• _DIRECTIONS_:
Gather all lines from the material that contain the word "монархии".

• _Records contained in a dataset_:
________________________
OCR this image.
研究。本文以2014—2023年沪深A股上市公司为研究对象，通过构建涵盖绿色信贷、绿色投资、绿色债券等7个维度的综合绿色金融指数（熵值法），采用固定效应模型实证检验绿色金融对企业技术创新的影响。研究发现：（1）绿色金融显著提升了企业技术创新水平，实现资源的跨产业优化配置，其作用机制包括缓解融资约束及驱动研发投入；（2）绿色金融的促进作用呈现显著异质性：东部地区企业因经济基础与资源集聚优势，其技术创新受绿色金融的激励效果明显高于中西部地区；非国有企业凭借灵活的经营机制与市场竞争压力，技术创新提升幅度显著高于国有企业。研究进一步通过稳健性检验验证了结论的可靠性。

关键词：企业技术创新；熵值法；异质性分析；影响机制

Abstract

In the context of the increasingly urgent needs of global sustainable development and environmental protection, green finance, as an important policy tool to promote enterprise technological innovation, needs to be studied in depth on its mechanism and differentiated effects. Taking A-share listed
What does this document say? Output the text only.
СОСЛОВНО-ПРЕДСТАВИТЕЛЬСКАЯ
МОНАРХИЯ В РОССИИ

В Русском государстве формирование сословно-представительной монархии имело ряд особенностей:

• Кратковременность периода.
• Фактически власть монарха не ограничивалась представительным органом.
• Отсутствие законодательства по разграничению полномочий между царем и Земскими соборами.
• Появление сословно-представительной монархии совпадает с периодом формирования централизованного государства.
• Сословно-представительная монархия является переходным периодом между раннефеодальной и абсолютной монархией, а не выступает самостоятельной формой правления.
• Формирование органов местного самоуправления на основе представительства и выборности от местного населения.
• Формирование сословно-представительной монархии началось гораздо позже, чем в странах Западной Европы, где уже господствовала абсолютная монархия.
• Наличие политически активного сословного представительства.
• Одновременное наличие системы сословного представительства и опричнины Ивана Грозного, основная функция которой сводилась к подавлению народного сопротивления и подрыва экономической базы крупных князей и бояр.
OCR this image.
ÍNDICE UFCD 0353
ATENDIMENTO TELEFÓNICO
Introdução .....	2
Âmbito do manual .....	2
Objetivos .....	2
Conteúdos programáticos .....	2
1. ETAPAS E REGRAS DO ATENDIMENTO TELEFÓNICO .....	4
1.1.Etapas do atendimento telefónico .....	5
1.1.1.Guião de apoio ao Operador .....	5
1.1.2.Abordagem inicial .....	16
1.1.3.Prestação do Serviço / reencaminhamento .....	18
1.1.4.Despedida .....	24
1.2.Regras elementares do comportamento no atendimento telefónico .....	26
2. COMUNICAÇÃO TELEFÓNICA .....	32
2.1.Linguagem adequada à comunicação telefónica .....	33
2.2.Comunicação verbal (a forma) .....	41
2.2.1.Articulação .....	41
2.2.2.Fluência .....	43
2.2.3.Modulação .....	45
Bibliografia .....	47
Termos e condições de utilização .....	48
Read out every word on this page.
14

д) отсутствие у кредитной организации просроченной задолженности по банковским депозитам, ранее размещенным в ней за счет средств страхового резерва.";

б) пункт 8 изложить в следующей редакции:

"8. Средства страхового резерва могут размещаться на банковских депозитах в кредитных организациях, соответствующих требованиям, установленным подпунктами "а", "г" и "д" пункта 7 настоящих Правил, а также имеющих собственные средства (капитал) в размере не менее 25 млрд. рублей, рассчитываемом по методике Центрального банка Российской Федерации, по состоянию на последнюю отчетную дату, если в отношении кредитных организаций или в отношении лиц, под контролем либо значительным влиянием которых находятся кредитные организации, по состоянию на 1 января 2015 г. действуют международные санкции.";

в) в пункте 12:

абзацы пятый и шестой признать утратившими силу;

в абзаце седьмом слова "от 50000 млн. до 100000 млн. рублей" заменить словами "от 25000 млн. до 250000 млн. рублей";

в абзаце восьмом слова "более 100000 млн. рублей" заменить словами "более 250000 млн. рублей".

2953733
________________________
• _PROBLEM SOLUTION_:
В Русском государстве формирование сословно-представительной монархии имело ряд особенностей:
• Появление сословно-представительной монархии совпадает с периодом формирования централизованного государства.
• Формирование сословно-представительной монархии началось гораздо позже, чем в странах Западной Европы, где уже господствовала абсолютная монархия.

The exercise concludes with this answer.